#### [WHAT YOU NEED TO DO]
In the records below, find the line with "What's the underlying" and the line with "Convert this chart"; return exactly those lines and every line between them.

[Records from a data source]

====================

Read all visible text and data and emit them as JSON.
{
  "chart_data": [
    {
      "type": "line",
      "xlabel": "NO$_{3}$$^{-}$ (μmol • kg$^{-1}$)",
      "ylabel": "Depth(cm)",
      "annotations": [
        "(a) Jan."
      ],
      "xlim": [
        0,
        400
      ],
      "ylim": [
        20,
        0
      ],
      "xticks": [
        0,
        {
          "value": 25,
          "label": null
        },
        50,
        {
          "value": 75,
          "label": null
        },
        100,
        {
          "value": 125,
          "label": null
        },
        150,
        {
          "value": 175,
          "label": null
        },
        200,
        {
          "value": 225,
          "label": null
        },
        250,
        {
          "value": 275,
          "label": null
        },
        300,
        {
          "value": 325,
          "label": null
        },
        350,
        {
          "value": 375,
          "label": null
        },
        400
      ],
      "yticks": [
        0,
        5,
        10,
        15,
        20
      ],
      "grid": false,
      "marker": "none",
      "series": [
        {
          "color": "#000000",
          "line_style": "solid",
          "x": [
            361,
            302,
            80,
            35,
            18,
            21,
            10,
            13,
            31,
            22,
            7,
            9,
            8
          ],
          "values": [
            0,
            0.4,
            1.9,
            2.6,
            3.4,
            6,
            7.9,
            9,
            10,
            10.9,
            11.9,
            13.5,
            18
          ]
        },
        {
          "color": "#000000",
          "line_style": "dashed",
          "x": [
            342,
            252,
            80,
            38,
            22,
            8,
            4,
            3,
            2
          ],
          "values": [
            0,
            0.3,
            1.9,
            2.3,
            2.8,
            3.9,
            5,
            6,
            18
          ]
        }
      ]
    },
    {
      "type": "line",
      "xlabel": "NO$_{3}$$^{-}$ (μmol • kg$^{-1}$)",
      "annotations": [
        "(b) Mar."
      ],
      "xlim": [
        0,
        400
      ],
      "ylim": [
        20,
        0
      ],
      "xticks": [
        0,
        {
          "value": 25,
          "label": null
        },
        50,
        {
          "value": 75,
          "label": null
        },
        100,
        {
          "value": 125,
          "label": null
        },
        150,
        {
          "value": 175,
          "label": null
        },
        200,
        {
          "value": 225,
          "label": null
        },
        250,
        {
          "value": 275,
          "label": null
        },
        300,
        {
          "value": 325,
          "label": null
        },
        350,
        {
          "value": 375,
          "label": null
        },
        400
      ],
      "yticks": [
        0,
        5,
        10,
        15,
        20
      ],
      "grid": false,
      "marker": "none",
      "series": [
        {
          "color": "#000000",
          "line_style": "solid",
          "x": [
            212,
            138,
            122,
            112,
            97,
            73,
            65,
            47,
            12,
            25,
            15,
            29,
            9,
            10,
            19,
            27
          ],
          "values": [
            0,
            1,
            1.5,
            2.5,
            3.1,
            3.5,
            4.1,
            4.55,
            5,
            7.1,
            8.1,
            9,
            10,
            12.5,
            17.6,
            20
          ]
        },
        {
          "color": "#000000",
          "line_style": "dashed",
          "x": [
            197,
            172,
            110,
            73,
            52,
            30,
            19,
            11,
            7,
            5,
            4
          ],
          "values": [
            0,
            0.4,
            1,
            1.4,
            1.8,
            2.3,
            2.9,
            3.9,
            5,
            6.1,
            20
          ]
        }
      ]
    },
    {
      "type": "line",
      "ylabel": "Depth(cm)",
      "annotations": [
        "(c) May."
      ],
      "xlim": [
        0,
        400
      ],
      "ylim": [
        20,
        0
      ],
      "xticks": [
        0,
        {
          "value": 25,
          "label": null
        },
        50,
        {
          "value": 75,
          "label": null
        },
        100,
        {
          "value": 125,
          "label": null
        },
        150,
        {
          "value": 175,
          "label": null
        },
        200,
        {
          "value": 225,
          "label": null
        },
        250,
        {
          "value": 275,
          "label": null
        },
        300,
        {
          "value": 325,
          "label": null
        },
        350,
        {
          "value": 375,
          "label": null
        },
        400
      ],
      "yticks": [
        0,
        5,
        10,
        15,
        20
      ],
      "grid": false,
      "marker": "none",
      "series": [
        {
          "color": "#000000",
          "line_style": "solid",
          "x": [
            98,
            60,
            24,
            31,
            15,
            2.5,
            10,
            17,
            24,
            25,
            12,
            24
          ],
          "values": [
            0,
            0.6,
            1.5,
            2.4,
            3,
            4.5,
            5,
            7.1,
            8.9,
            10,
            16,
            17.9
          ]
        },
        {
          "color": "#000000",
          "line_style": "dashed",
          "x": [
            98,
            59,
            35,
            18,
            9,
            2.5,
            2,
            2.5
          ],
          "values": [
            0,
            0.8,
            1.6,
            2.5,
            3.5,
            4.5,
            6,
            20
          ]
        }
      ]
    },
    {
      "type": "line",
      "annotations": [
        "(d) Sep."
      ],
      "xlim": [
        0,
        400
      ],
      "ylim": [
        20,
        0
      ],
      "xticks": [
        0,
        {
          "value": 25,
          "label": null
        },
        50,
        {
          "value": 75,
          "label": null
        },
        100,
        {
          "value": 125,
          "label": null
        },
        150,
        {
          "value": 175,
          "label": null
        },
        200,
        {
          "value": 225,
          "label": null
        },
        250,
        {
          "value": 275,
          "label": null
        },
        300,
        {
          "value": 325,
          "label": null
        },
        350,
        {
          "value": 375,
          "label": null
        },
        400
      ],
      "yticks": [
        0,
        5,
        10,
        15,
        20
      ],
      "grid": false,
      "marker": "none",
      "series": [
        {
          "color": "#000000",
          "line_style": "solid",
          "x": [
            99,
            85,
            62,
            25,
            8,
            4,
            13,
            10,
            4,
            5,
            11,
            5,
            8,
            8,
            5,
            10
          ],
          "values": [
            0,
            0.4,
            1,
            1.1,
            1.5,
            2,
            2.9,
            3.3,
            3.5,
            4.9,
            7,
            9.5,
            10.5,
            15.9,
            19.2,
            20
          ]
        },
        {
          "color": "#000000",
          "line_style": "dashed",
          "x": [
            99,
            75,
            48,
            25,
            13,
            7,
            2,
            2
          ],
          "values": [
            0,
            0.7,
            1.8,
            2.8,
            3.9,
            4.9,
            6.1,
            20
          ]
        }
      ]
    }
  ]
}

====================

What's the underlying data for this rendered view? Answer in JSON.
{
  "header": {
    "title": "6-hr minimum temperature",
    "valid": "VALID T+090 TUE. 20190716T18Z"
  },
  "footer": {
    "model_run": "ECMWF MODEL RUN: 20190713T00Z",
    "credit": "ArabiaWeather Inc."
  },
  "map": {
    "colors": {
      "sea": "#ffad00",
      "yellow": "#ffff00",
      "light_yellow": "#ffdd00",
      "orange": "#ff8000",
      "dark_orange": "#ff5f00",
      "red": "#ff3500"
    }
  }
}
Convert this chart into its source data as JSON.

====================

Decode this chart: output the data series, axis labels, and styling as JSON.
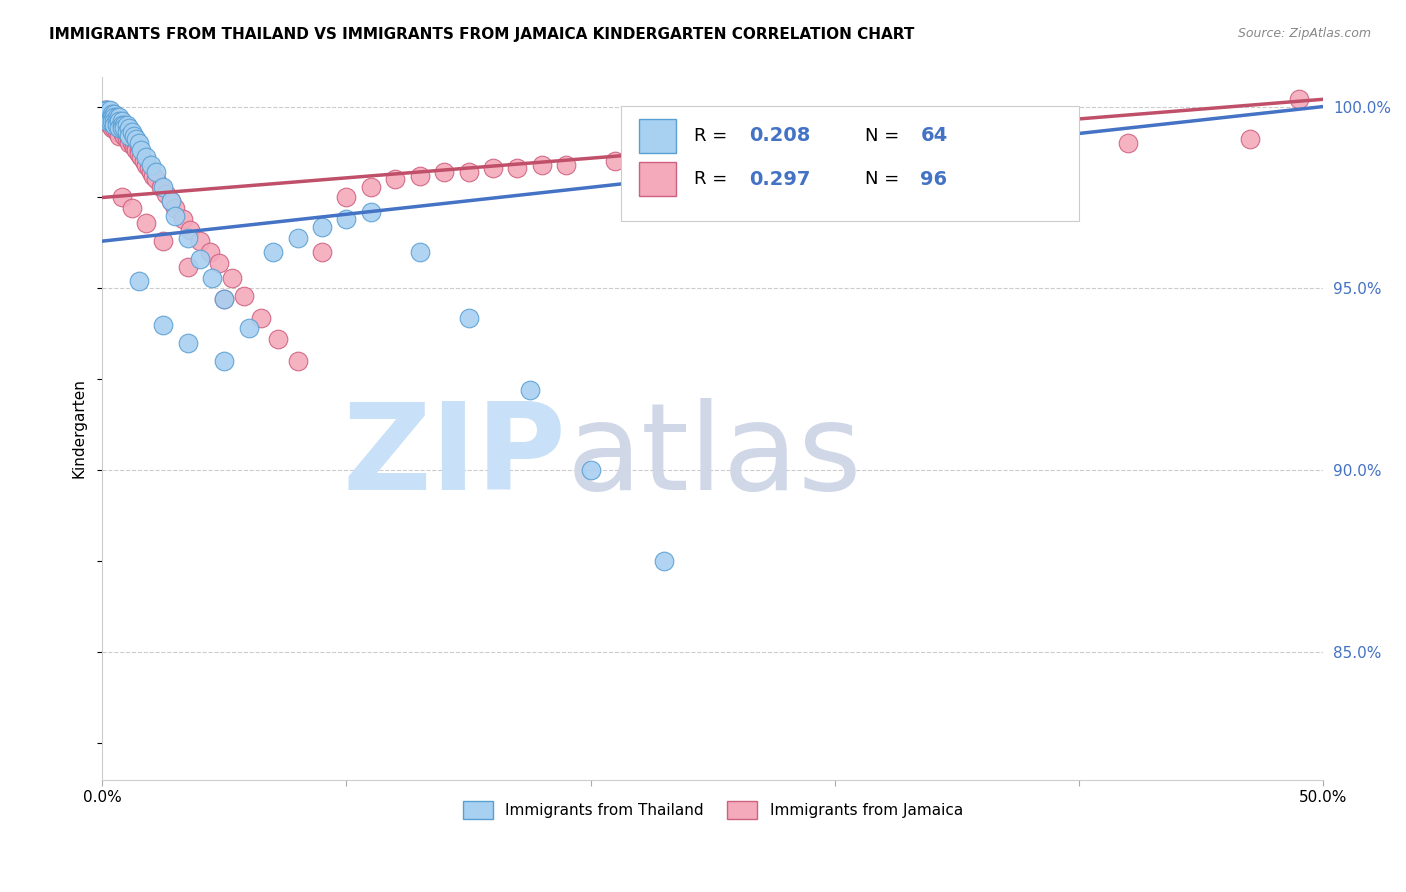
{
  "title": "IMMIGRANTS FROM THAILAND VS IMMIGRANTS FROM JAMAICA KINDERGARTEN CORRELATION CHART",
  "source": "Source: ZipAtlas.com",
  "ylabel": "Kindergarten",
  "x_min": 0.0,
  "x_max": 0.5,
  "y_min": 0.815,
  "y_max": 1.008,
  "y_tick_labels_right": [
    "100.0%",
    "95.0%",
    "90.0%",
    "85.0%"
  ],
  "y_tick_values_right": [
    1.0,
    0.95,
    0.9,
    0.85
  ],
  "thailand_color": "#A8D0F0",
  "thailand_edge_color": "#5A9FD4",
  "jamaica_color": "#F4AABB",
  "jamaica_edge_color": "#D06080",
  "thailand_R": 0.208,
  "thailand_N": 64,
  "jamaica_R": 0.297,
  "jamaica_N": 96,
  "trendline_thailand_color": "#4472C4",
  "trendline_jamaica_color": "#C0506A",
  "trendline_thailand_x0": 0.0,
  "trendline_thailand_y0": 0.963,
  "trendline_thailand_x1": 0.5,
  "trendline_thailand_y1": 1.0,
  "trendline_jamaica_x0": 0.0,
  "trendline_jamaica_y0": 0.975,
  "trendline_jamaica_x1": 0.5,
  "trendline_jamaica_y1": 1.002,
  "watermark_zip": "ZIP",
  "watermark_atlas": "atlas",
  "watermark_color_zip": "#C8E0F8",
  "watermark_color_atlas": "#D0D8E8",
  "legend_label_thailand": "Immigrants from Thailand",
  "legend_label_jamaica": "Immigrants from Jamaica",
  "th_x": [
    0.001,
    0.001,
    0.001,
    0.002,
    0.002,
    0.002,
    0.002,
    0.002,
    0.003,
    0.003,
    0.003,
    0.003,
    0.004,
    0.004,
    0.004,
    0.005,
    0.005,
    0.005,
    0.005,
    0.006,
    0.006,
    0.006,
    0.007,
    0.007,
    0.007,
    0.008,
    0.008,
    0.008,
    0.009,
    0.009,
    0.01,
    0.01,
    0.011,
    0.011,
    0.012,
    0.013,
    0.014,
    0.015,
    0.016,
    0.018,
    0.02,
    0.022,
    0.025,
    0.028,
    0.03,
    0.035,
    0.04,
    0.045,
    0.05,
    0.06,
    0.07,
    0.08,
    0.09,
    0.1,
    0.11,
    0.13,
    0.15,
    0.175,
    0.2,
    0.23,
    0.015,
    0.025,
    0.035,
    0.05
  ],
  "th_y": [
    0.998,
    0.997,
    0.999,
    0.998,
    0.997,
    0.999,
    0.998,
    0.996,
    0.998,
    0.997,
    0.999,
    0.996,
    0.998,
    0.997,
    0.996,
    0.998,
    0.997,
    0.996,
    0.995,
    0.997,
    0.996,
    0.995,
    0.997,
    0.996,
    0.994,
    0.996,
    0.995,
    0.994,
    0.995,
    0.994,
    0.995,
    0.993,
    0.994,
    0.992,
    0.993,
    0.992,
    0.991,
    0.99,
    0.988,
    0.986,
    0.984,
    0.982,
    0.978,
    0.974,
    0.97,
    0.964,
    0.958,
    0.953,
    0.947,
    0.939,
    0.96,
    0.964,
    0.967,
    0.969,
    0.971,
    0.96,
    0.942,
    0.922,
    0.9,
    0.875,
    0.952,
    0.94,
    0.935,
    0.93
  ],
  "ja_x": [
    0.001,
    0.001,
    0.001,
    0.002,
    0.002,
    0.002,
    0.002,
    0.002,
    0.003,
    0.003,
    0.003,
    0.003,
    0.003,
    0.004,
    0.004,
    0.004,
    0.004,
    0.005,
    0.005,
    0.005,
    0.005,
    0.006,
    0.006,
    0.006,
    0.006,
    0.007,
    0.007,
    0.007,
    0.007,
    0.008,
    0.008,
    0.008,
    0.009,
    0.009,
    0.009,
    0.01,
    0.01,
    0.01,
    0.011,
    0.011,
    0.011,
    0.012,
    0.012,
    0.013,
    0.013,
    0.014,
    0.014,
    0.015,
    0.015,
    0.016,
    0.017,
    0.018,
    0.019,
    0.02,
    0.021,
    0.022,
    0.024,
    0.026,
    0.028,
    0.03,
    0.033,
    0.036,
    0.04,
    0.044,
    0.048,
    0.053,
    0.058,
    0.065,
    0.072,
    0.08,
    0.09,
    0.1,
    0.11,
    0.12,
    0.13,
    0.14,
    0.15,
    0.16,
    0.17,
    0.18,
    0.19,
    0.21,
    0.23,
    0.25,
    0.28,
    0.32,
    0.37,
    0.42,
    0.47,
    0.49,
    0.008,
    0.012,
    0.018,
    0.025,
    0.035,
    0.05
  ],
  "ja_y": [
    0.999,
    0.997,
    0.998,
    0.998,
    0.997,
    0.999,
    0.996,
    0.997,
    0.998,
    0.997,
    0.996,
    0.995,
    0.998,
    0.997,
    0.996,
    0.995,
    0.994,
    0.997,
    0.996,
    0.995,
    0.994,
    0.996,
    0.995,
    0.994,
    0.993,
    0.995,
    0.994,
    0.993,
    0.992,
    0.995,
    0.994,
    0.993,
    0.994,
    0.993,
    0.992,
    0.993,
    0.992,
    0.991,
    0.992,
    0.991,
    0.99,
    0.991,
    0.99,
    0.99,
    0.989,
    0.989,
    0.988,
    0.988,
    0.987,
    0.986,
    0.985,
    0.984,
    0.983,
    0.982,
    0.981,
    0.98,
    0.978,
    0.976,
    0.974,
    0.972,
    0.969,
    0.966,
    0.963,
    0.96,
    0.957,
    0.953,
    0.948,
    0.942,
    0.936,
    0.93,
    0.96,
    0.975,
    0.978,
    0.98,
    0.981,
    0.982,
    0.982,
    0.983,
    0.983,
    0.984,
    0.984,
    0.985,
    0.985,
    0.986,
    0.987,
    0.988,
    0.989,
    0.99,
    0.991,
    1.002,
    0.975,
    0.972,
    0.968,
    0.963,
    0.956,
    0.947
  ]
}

====================

#### [EXERCISE ANSWER]
What's the underlying data for this rendered view? Answer in JSON.
{
  "header": {
    "title": "6-hr minimum temperature",
    "valid": "VALID T+090 TUE. 20190716T18Z"
  },
  "footer": {
    "model_run": "ECMWF MODEL RUN: 20190713T00Z",
    "credit": "ArabiaWeather Inc."
  },
  "map": {
    "colors": {
      "sea": "#ffad00",
      "yellow": "#ffff00",
      "light_yellow": "#ffdd00",
      "orange": "#ff8000",
      "dark_orange": "#ff5f00",
      "red": "#ff3500"
    }
  }
}
Convert this chart into its source data as JSON.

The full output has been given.